### RECORDS FOR THIS EXERCISE
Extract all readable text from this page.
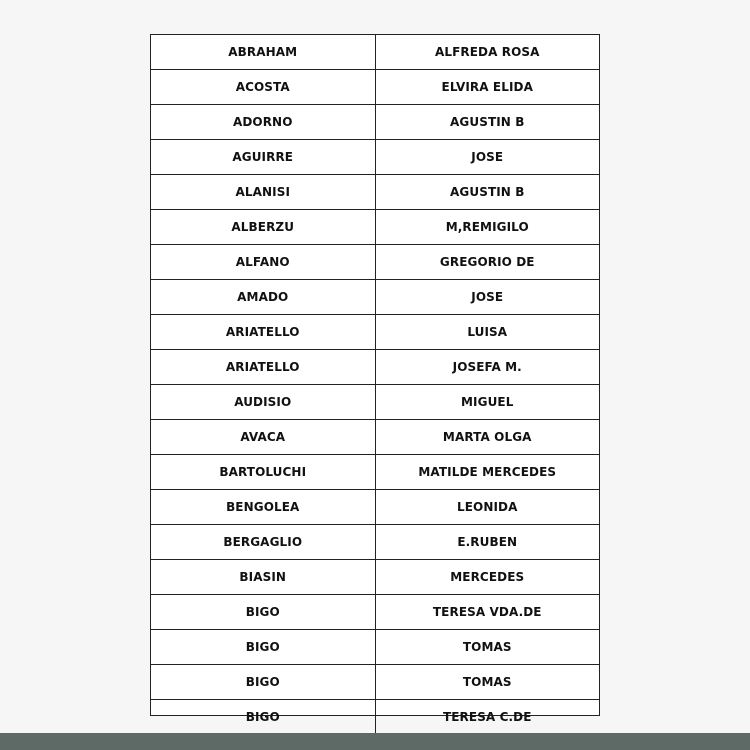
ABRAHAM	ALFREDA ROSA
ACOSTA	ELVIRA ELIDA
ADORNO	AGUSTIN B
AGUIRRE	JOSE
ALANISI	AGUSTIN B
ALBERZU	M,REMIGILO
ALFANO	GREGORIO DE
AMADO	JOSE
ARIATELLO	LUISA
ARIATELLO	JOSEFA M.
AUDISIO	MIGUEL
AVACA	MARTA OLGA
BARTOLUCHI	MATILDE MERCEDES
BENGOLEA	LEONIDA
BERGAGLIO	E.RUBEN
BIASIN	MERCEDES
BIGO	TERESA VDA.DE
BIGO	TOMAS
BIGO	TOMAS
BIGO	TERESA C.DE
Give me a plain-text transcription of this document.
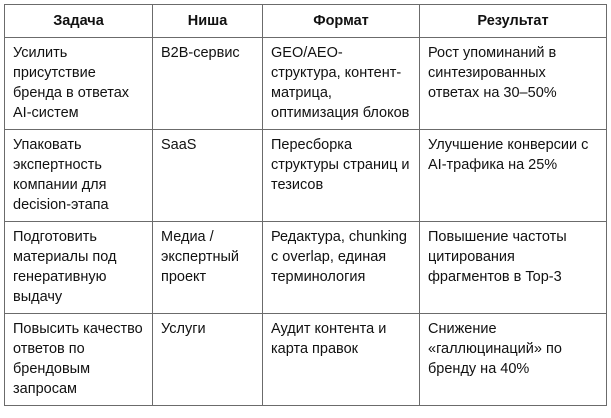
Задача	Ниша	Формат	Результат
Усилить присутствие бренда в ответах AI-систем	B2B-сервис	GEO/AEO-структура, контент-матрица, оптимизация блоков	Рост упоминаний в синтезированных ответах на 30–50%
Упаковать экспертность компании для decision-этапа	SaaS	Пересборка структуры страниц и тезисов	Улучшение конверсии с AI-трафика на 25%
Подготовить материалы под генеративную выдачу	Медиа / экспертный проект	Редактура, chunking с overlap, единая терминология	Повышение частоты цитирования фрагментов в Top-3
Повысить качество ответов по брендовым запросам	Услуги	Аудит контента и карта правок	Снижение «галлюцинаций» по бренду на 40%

### AIM OF THE EXERCISE
Repeat the records word for word. Any picture in them should be left out.

### THE COMPLETED TASK
Extract all readable text from this page.
ABRAHAM	ALFREDA ROSA
ACOSTA	ELVIRA ELIDA
ADORNO	AGUSTIN B
AGUIRRE	JOSE
ALANISI	AGUSTIN B
ALBERZU	M,REMIGILO
ALFANO	GREGORIO DE
AMADO	JOSE
ARIATELLO	LUISA
ARIATELLO	JOSEFA M.
AUDISIO	MIGUEL
AVACA	MARTA OLGA
BARTOLUCHI	MATILDE MERCEDES
BENGOLEA	LEONIDA
BERGAGLIO	E.RUBEN
BIASIN	MERCEDES
BIGO	TERESA VDA.DE
BIGO	TOMAS
BIGO	TOMAS
BIGO	TERESA C.DE
Give me a plain-text transcription of this document.
Задача	Ниша	Формат	Результат
Усилить присутствие бренда в ответах AI-систем	B2B-сервис	GEO/AEO-структура, контент-матрица, оптимизация блоков	Рост упоминаний в синтезированных ответах на 30–50%
Упаковать экспертность компании для decision-этапа	SaaS	Пересборка структуры страниц и тезисов	Улучшение конверсии с AI-трафика на 25%
Подготовить материалы под генеративную выдачу	Медиа / экспертный проект	Редактура, chunking с overlap, единая терминология	Повышение частоты цитирования фрагментов в Top-3
Повысить качество ответов по брендовым запросам	Услуги	Аудит контента и карта правок	Снижение «галлюцинаций» по бренду на 40%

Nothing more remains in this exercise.